Show every line of the records below that contains the word "median".

■ **Exercise input**:
+ + +

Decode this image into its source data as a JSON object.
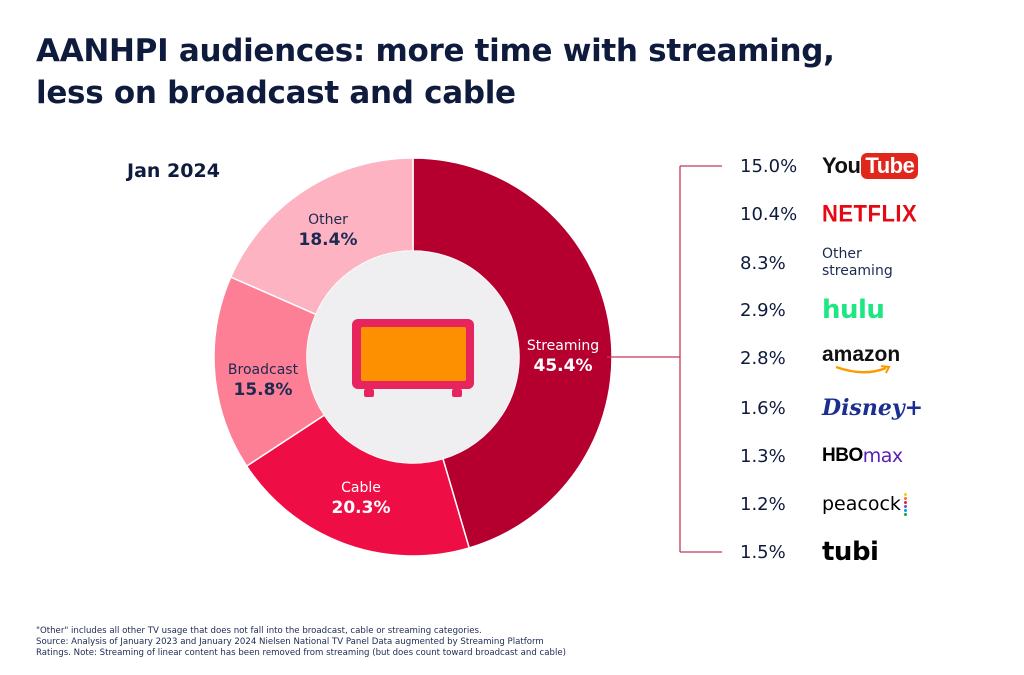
{
  "title_lines": [
    "AANHPI audiences: more time with streaming,",
    "less on broadcast and cable"
  ],
  "period": "Jan 2024",
  "colors": {
    "streaming": "#b5002f",
    "cable": "#ef0d45",
    "broadcast": "#fd7f95",
    "other": "#fdb3c1",
    "tv_frame": "#e8245e",
    "tv_screen": "#fc9000",
    "center": "#efeff1",
    "connector": "#c8375b"
  },
  "chart_data": {
    "type": "pie",
    "title": "AANHPI audiences: more time with streaming, less on broadcast and cable",
    "period": "Jan 2024",
    "slices": [
      {
        "name": "Streaming",
        "value": 45.4,
        "label": "45.4%"
      },
      {
        "name": "Cable",
        "value": 20.3,
        "label": "20.3%"
      },
      {
        "name": "Broadcast",
        "value": 15.8,
        "label": "15.8%"
      },
      {
        "name": "Other",
        "value": 18.4,
        "label": "18.4%"
      }
    ],
    "streaming_breakdown": [
      {
        "platform": "YouTube",
        "value": 15.0,
        "label": "15.0%"
      },
      {
        "platform": "Netflix",
        "value": 10.4,
        "label": "10.4%"
      },
      {
        "platform": "Other streaming",
        "value": 8.3,
        "label": "8.3%"
      },
      {
        "platform": "Hulu",
        "value": 2.9,
        "label": "2.9%"
      },
      {
        "platform": "Amazon",
        "value": 2.8,
        "label": "2.8%"
      },
      {
        "platform": "Disney+",
        "value": 1.6,
        "label": "1.6%"
      },
      {
        "platform": "HBO Max",
        "value": 1.3,
        "label": "1.3%"
      },
      {
        "platform": "Peacock",
        "value": 1.2,
        "label": "1.2%"
      },
      {
        "platform": "Tubi",
        "value": 1.5,
        "label": "1.5%"
      }
    ]
  },
  "logos": {
    "youtube_you": "You",
    "youtube_tube": "Tube",
    "netflix": "NETFLIX",
    "other_streaming": "Other\nstreaming",
    "hulu": "hulu",
    "amazon": "amazon",
    "disney": "Disney+",
    "hbo": "HBO",
    "max": "max",
    "peacock": "peacock",
    "tubi": "tubi"
  },
  "footnote_lines": [
    "\"Other\" includes all other TV usage that does not fall into the broadcast, cable or streaming categories.",
    "Source: Analysis of January 2023 and January 2024 Nielsen National TV Panel Data augmented by Streaming Platform",
    "Ratings. Note: Streaming of linear content has been removed from streaming (but does count toward broadcast and cable)"
  ]
}
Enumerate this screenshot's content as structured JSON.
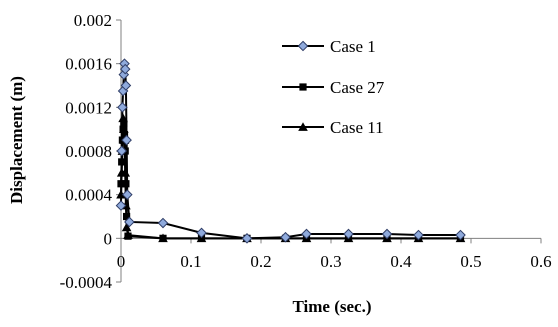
{
  "chart_data": {
    "type": "scatter",
    "title": "",
    "xlabel": "Time (sec.)",
    "ylabel": "Displacement (m)",
    "xlim": [
      0,
      0.6
    ],
    "ylim": [
      -0.0004,
      0.002
    ],
    "x_ticks": [
      0,
      0.1,
      0.2,
      0.3,
      0.4,
      0.5,
      0.6
    ],
    "x_tick_labels": [
      "0",
      "0.1",
      "0.2",
      "0.3",
      "0.4",
      "0.5",
      "0.6"
    ],
    "y_ticks": [
      -0.0004,
      0,
      0.0004,
      0.0008,
      0.0012,
      0.0016,
      0.002
    ],
    "y_tick_labels": [
      "-0.0004",
      "0",
      "0.0004",
      "0.0008",
      "0.0012",
      "0.0016",
      "0.002"
    ],
    "grid": false,
    "legend_position": "top-right",
    "series": [
      {
        "name": "Case 1",
        "marker": "diamond",
        "color": "#8FAADC",
        "x": [
          0,
          0.001,
          0.002,
          0.003,
          0.004,
          0.005,
          0.006,
          0.007,
          0.008,
          0.009,
          0.012,
          0.06,
          0.115,
          0.18,
          0.235,
          0.265,
          0.325,
          0.38,
          0.425,
          0.485
        ],
        "y": [
          0.0003,
          0.0008,
          0.0012,
          0.00135,
          0.0015,
          0.0016,
          0.00155,
          0.0014,
          0.0009,
          0.0004,
          0.00015,
          0.00014,
          5e-05,
          0.0,
          1e-05,
          4e-05,
          4e-05,
          4e-05,
          3e-05,
          3e-05
        ]
      },
      {
        "name": "Case 27",
        "marker": "square",
        "color": "#000000",
        "x": [
          0,
          0.001,
          0.002,
          0.003,
          0.004,
          0.005,
          0.006,
          0.007,
          0.008,
          0.01,
          0.06,
          0.115,
          0.18,
          0.235,
          0.265,
          0.325,
          0.38,
          0.425,
          0.485
        ],
        "y": [
          0.0005,
          0.0007,
          0.0009,
          0.001,
          0.00105,
          0.00095,
          0.0008,
          0.0005,
          0.0002,
          2e-05,
          0.0,
          0.0,
          0.0,
          0.0,
          0.0,
          0.0,
          0.0,
          0.0,
          0.0
        ]
      },
      {
        "name": "Case 11",
        "marker": "triangle",
        "color": "#000000",
        "x": [
          0,
          0.001,
          0.002,
          0.003,
          0.004,
          0.005,
          0.006,
          0.007,
          0.008,
          0.01,
          0.06,
          0.115,
          0.18,
          0.235,
          0.265,
          0.325,
          0.38,
          0.425,
          0.485
        ],
        "y": [
          0.0004,
          0.0006,
          0.0008,
          0.0011,
          0.001,
          0.0009,
          0.0006,
          0.0003,
          0.0001,
          3e-05,
          0.0,
          0.0,
          0.0,
          0.0,
          0.0,
          0.0,
          0.0,
          0.0,
          0.0
        ]
      }
    ]
  },
  "colors": {
    "diamond_fill": "#8FAADC",
    "line": "#000000",
    "axis": "#808080"
  }
}
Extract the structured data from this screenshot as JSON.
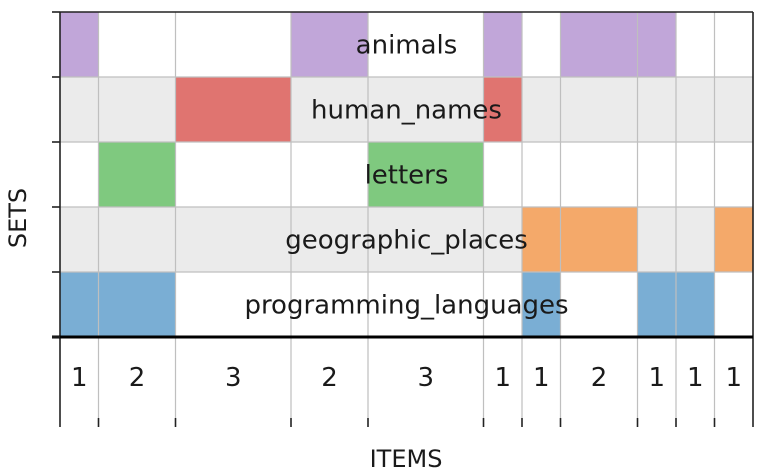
{
  "chart_data": {
    "type": "table",
    "title": "",
    "xlabel": "ITEMS",
    "ylabel": "SETS",
    "sets": [
      "animals",
      "human_names",
      "letters",
      "geographic_places",
      "programming_languages"
    ],
    "columns": [
      {
        "count": "1",
        "weight": 1,
        "members": [
          1,
          0,
          0,
          0,
          1
        ]
      },
      {
        "count": "2",
        "weight": 2,
        "members": [
          0,
          0,
          1,
          0,
          1
        ]
      },
      {
        "count": "3",
        "weight": 3,
        "members": [
          0,
          1,
          0,
          0,
          0
        ]
      },
      {
        "count": "2",
        "weight": 2,
        "members": [
          1,
          0,
          0,
          0,
          0
        ]
      },
      {
        "count": "3",
        "weight": 3,
        "members": [
          0,
          0,
          1,
          0,
          0
        ]
      },
      {
        "count": "1",
        "weight": 1,
        "members": [
          1,
          1,
          0,
          0,
          0
        ]
      },
      {
        "count": "1",
        "weight": 1,
        "members": [
          0,
          0,
          0,
          1,
          1
        ]
      },
      {
        "count": "2",
        "weight": 2,
        "members": [
          1,
          0,
          0,
          1,
          0
        ]
      },
      {
        "count": "1",
        "weight": 1,
        "members": [
          1,
          0,
          0,
          0,
          1
        ]
      },
      {
        "count": "1",
        "weight": 1,
        "members": [
          0,
          0,
          0,
          0,
          1
        ]
      },
      {
        "count": "1",
        "weight": 1,
        "members": [
          0,
          0,
          0,
          1,
          0
        ]
      }
    ],
    "colors": {
      "animals": "#c1a6d9",
      "human_names": "#e07470",
      "letters": "#7fc97f",
      "geographic_places": "#f4a96a",
      "programming_languages": "#7aaed4",
      "row_shade": "#ebebeb",
      "grid": "#bfbfbf"
    },
    "grid": true
  }
}
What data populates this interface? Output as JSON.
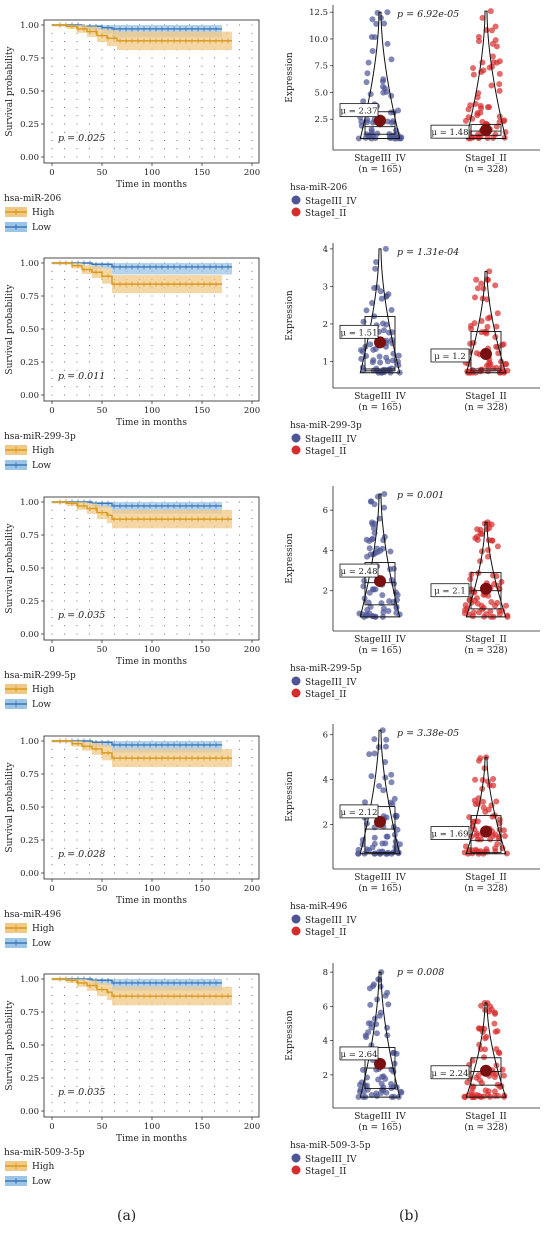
{
  "captions": {
    "left": "(a)",
    "right": "(b)"
  },
  "colors": {
    "high": "#d99a1a",
    "high_band": "#f1c987",
    "low": "#3c78b8",
    "low_band": "#9cc4e6",
    "stage34": "#4d5597",
    "stage12": "#d62c2c",
    "mean": "#7a1010"
  },
  "chart_data": [
    {
      "type": "line",
      "panel": "a",
      "gene": "hsa-miR-206",
      "xlabel": "Time in months",
      "ylabel": "Survival probability",
      "xlim": [
        0,
        200
      ],
      "ylim": [
        0,
        1
      ],
      "xticks": [
        "0",
        "50",
        "100",
        "150",
        "200"
      ],
      "yticks": [
        "0.00",
        "0.25",
        "0.50",
        "0.75",
        "1.00"
      ],
      "pvalue": "p = 0.025",
      "legend_title": "hsa-miR-206",
      "series": [
        {
          "name": "High",
          "x": [
            0,
            15,
            25,
            35,
            45,
            55,
            65,
            180
          ],
          "y": [
            1.0,
            0.99,
            0.97,
            0.95,
            0.92,
            0.9,
            0.88,
            0.88
          ]
        },
        {
          "name": "Low",
          "x": [
            0,
            30,
            50,
            60,
            170
          ],
          "y": [
            1.0,
            0.99,
            0.98,
            0.97,
            0.97
          ]
        }
      ]
    },
    {
      "type": "line",
      "panel": "a",
      "gene": "hsa-miR-299-3p",
      "xlabel": "Time in months",
      "ylabel": "Survival probability",
      "xlim": [
        0,
        200
      ],
      "ylim": [
        0,
        1
      ],
      "xticks": [
        "0",
        "50",
        "100",
        "150",
        "200"
      ],
      "yticks": [
        "0.00",
        "0.25",
        "0.50",
        "0.75",
        "1.00"
      ],
      "pvalue": "p = 0.011",
      "legend_title": "hsa-miR-299-3p",
      "series": [
        {
          "name": "High",
          "x": [
            0,
            20,
            30,
            40,
            50,
            60,
            170
          ],
          "y": [
            1.0,
            0.98,
            0.95,
            0.93,
            0.9,
            0.84,
            0.84
          ]
        },
        {
          "name": "Low",
          "x": [
            0,
            40,
            60,
            180
          ],
          "y": [
            1.0,
            0.99,
            0.97,
            0.97
          ]
        }
      ]
    },
    {
      "type": "line",
      "panel": "a",
      "gene": "hsa-miR-299-5p",
      "xlabel": "Time in months",
      "ylabel": "Survival probability",
      "xlim": [
        0,
        200
      ],
      "ylim": [
        0,
        1
      ],
      "xticks": [
        "0",
        "50",
        "100",
        "150",
        "200"
      ],
      "yticks": [
        "0.00",
        "0.25",
        "0.50",
        "0.75",
        "1.00"
      ],
      "pvalue": "p = 0.035",
      "legend_title": "hsa-miR-299-5p",
      "series": [
        {
          "name": "High",
          "x": [
            0,
            15,
            25,
            35,
            45,
            55,
            60,
            180
          ],
          "y": [
            1.0,
            0.99,
            0.97,
            0.95,
            0.92,
            0.9,
            0.87,
            0.87
          ]
        },
        {
          "name": "Low",
          "x": [
            0,
            40,
            60,
            170
          ],
          "y": [
            1.0,
            0.99,
            0.97,
            0.97
          ]
        }
      ]
    },
    {
      "type": "line",
      "panel": "a",
      "gene": "hsa-miR-496",
      "xlabel": "Time in months",
      "ylabel": "Survival probability",
      "xlim": [
        0,
        200
      ],
      "ylim": [
        0,
        1
      ],
      "xticks": [
        "0",
        "50",
        "100",
        "150",
        "200"
      ],
      "yticks": [
        "0.00",
        "0.25",
        "0.50",
        "0.75",
        "1.00"
      ],
      "pvalue": "p = 0.028",
      "legend_title": "hsa-miR-496",
      "series": [
        {
          "name": "High",
          "x": [
            0,
            20,
            30,
            40,
            50,
            60,
            180
          ],
          "y": [
            1.0,
            0.98,
            0.96,
            0.94,
            0.91,
            0.87,
            0.87
          ]
        },
        {
          "name": "Low",
          "x": [
            0,
            40,
            60,
            170
          ],
          "y": [
            1.0,
            0.99,
            0.97,
            0.97
          ]
        }
      ]
    },
    {
      "type": "line",
      "panel": "a",
      "gene": "hsa-miR-509-3-5p",
      "xlabel": "Time in months",
      "ylabel": "Survival probability",
      "xlim": [
        0,
        200
      ],
      "ylim": [
        0,
        1
      ],
      "xticks": [
        "0",
        "50",
        "100",
        "150",
        "200"
      ],
      "yticks": [
        "0.00",
        "0.25",
        "0.50",
        "0.75",
        "1.00"
      ],
      "pvalue": "p = 0.035",
      "legend_title": "hsa-miR-509-3-5p",
      "series": [
        {
          "name": "High",
          "x": [
            0,
            15,
            25,
            35,
            45,
            55,
            60,
            180
          ],
          "y": [
            1.0,
            0.99,
            0.97,
            0.95,
            0.92,
            0.9,
            0.87,
            0.87
          ]
        },
        {
          "name": "Low",
          "x": [
            0,
            40,
            60,
            170
          ],
          "y": [
            1.0,
            0.99,
            0.97,
            0.97
          ]
        }
      ]
    },
    {
      "type": "scatter",
      "panel": "b",
      "gene": "hsa-miR-206",
      "ylabel": "Expression",
      "ylim": [
        0,
        12.8
      ],
      "yticks": [
        "2.5",
        "5.0",
        "7.5",
        "10.0",
        "12.5"
      ],
      "ytick_values": [
        2.5,
        5,
        7.5,
        10,
        12.5
      ],
      "pvalue": "p = 6.92e-05",
      "legend_title": "hsa-miR-206",
      "groups": [
        {
          "name": "StageIII_IV",
          "n_label": "(n = 165)",
          "mean": 2.37,
          "mean_label": "μ = 2.37",
          "max": 12.5,
          "q1": 1.1,
          "median": 1.8,
          "q3": 3.2,
          "min": 0.7
        },
        {
          "name": "StageI_II",
          "n_label": "(n = 328)",
          "mean": 1.48,
          "mean_label": "μ = 1.48",
          "max": 12.6,
          "q1": 1.0,
          "median": 1.4,
          "q3": 2.0,
          "min": 0.7
        }
      ]
    },
    {
      "type": "scatter",
      "panel": "b",
      "gene": "hsa-miR-299-3p",
      "ylabel": "Expression",
      "ylim": [
        0.4,
        4.05
      ],
      "yticks": [
        "1",
        "2",
        "3",
        "4"
      ],
      "ytick_values": [
        1,
        2,
        3,
        4
      ],
      "pvalue": "p = 1.31e-04",
      "legend_title": "hsa-miR-299-3p",
      "groups": [
        {
          "name": "StageIII_IV",
          "n_label": "(n = 165)",
          "mean": 1.51,
          "mean_label": "μ = 1.51",
          "max": 4.0,
          "q1": 0.75,
          "median": 0.8,
          "q3": 2.2,
          "min": 0.7
        },
        {
          "name": "StageI_II",
          "n_label": "(n = 328)",
          "mean": 1.2,
          "mean_label": "μ = 1.2",
          "max": 3.4,
          "q1": 0.75,
          "median": 0.8,
          "q3": 1.8,
          "min": 0.7
        }
      ]
    },
    {
      "type": "scatter",
      "panel": "b",
      "gene": "hsa-miR-299-5p",
      "ylabel": "Expression",
      "ylim": [
        0.2,
        7.0
      ],
      "yticks": [
        "2",
        "4",
        "6"
      ],
      "ytick_values": [
        2,
        4,
        6
      ],
      "pvalue": "p = 0.001",
      "legend_title": "hsa-miR-299-5p",
      "groups": [
        {
          "name": "StageIII_IV",
          "n_label": "(n = 165)",
          "mean": 2.48,
          "mean_label": "μ = 2.48",
          "max": 6.8,
          "q1": 1.3,
          "median": 2.4,
          "q3": 3.4,
          "min": 0.7
        },
        {
          "name": "StageI_II",
          "n_label": "(n = 328)",
          "mean": 2.1,
          "mean_label": "μ = 2.1",
          "max": 5.4,
          "q1": 1.1,
          "median": 2.0,
          "q3": 2.9,
          "min": 0.7
        }
      ]
    },
    {
      "type": "scatter",
      "panel": "b",
      "gene": "hsa-miR-496",
      "ylabel": "Expression",
      "ylim": [
        0.2,
        6.3
      ],
      "yticks": [
        "2",
        "4",
        "6"
      ],
      "ytick_values": [
        2,
        4,
        6
      ],
      "pvalue": "p = 3.38e-05",
      "legend_title": "hsa-miR-496",
      "groups": [
        {
          "name": "StageIII_IV",
          "n_label": "(n = 165)",
          "mean": 2.12,
          "mean_label": "μ = 2.12",
          "max": 6.2,
          "q1": 0.75,
          "median": 1.8,
          "q3": 2.8,
          "min": 0.7
        },
        {
          "name": "StageI_II",
          "n_label": "(n = 328)",
          "mean": 1.69,
          "mean_label": "μ = 1.69",
          "max": 5.0,
          "q1": 0.75,
          "median": 1.3,
          "q3": 2.4,
          "min": 0.7
        }
      ]
    },
    {
      "type": "scatter",
      "panel": "b",
      "gene": "hsa-miR-509-3-5p",
      "ylabel": "Expression",
      "ylim": [
        0.3,
        8.3
      ],
      "yticks": [
        "2",
        "4",
        "6",
        "8"
      ],
      "ytick_values": [
        2,
        4,
        6,
        8
      ],
      "pvalue": "p = 0.008",
      "legend_title": "hsa-miR-509-3-5p",
      "groups": [
        {
          "name": "StageIII_IV",
          "n_label": "(n = 165)",
          "mean": 2.64,
          "mean_label": "μ = 2.64",
          "max": 8.0,
          "q1": 1.2,
          "median": 2.4,
          "q3": 3.6,
          "min": 0.7
        },
        {
          "name": "StageI_II",
          "n_label": "(n = 328)",
          "mean": 2.24,
          "mean_label": "μ = 2.24",
          "max": 6.2,
          "q1": 1.4,
          "median": 2.2,
          "q3": 3.0,
          "min": 0.7
        }
      ]
    }
  ]
}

+ + +

■ **Exercise solution**:
          "median": 1.8,
          "median": 1.4,
          "median": 0.8,
          "median": 0.8,
          "median": 2.4,
          "median": 2.0,
          "median": 1.8,
          "median": 1.3,
          "median": 2.4,
          "median": 2.2,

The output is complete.